Text excerpt →
● ● ● ● ● ● ●
A pilot project establishes a small, controlled microcosm from which you can determine the tactics and techniques that work best. A successful pilot project can become the case study for internal promotion, and it will inherently contain answers to some of the potential questions and concerns expressed by the broader business.
Step 4: Create a Scrum-Friendly Environment
Scrum requires a conducive environment in which to operate. The working environment is multifaceted, with a range of elements to consider; including, but not limited to culture, communication, and tools. To this end, it's important to co-locate each individual Scrum team, as much as is practical. Scrum can certainly work in a distributed environment, but a co-located team that can frequently communicate face-to-face will always be more effective.
Step 5: Skill Up!
In addition to learning as much as possible about the Scrum process itself, it's important to support a path to proficiency for ancillary technical practices such as test automation. If you're utilizing Scrum to build software products, life becomes a lot more difficult if you don't also implement automation tests. If your team still relies on manual regression testing, start exploring and learning about test automation, to avoid slipping back into waterfall development.
Step 6: Build an Initial Backlog
Simply put, without an initial, refined Product Backlog, you really can't start Sprinting. The first cut of the Product Backlog doesn't need to be an exhaustive list, but it needs to be at least one Sprint's worth of work (ideally, two or three). Spend time with the new Product Owner to establish this first rolling wave of requirements.
Step 7: Benchmark Your Agility
Getting a solid appreciation of the status quo can be helpful in ascertaining progress as your Scrum adoption gets off the ground. The free Comparative Agility website created by Mike Cohn and Kenny Rubin provides a very useful survey to gauge where your team (or broader organization) sits on the Agile spectrum. Periodically retaking the survey and then comparing your new results to the previous ones can shine some light on your relative improvement.
● ● ● ● ● ● ●
(Items listed in a dataset)
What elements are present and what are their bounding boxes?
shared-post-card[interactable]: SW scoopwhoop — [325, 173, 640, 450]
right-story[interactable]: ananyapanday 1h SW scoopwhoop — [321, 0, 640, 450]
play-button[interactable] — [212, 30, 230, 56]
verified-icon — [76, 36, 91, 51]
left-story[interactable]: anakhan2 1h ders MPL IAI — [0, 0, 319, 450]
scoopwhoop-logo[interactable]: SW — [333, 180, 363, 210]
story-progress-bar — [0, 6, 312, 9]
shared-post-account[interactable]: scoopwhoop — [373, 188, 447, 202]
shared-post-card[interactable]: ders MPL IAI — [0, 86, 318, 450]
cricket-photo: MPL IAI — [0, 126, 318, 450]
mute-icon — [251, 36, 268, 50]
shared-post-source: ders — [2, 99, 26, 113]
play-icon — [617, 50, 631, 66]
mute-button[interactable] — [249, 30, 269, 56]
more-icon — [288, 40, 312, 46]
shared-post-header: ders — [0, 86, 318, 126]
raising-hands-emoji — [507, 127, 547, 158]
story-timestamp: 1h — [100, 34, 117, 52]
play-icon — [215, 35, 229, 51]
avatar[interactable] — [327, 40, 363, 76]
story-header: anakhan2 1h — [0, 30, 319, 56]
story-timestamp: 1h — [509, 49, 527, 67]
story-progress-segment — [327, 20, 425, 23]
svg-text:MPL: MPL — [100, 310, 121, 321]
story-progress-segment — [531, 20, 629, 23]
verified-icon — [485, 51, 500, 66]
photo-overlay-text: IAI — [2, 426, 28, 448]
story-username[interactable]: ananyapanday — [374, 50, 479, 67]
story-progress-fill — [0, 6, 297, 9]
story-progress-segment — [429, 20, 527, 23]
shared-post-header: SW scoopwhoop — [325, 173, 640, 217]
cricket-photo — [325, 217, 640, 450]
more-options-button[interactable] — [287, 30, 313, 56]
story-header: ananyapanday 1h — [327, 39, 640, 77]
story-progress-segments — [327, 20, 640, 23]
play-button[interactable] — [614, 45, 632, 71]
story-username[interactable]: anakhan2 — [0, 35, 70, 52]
● ● ● ● ● ● ●
Exercise tasks →
[A] Can you copy the article on adopting Scrum word for word, beginning at "A pilot project" and stopping after "5: Skill Up!"?
[B] Can you carry on the article on adopting Scrum from its last sentence?

Answer list →
[A]
A pilot project establishes a small, controlled microcosm from which you can determine the tactics and techniques that work best. A successful pilot project can become the case study for internal promotion, and it will inherently contain answers to some of the potential questions and concerns expressed by the broader business.
Step 4: Create a Scrum-Friendly Environment
Scrum requires a conducive environment in which to operate. The working environment is multifaceted, with a range of elements to consider; including, but not limited to culture, communication, and tools. To this end, it's important to co-locate each individual Scrum team, as much as is practical. Scrum can certainly work in a distributed environment, but a co-located team that can frequently communicate face-to-face will always be more effective.
Step 5: Skill Up!

[B]
Step 8: Just Start Sprinting
It's not necessary to wait for all the stars to align perfectly before starting your first Sprint. Continuous improvement is the name of the game, and your first few Sprints no doubt will be riddled with issues. This shouldn't be cause for concern, but rather seen as an opportunity to learn and improve, using regular Sprint Reviews and Retrospectives as key vehicles to help your team inspect and adapt.
Step 9: Fix the System
Once the team is humming along, it's time to look outward. Identifying and resolving team impediments is good, but indirect systemic impediments often can stop a team from reaching its full potential. Areas of concern could be broad and far-reaching, such as how individual performance reviews are conducted or how signoff procedures need to work. Often such areas can't be changed overnight, but someone needs to start challenging the status quo and at least questioning why things are the way they are.
Step 10: Spread the Word
Don't be shy! If you're starting to see victories, no matter how small, celebrate them! Let other people know about them. Successful organizational adoption can only occur once enough momentum has been accumulated, so start rolling that snowball as soon as possible.
No matter how daunting a mission may appear at the onset, every journey starts with a single step. The first step is always the hardest; but, trust me, the subsequent steps become easier.
Finally, remember that Scrum's three pillars of empirical process control—transparency, inspection, and adaptation—don't apply only to building great products. They also apply to the process of implementing Scrum in the first place!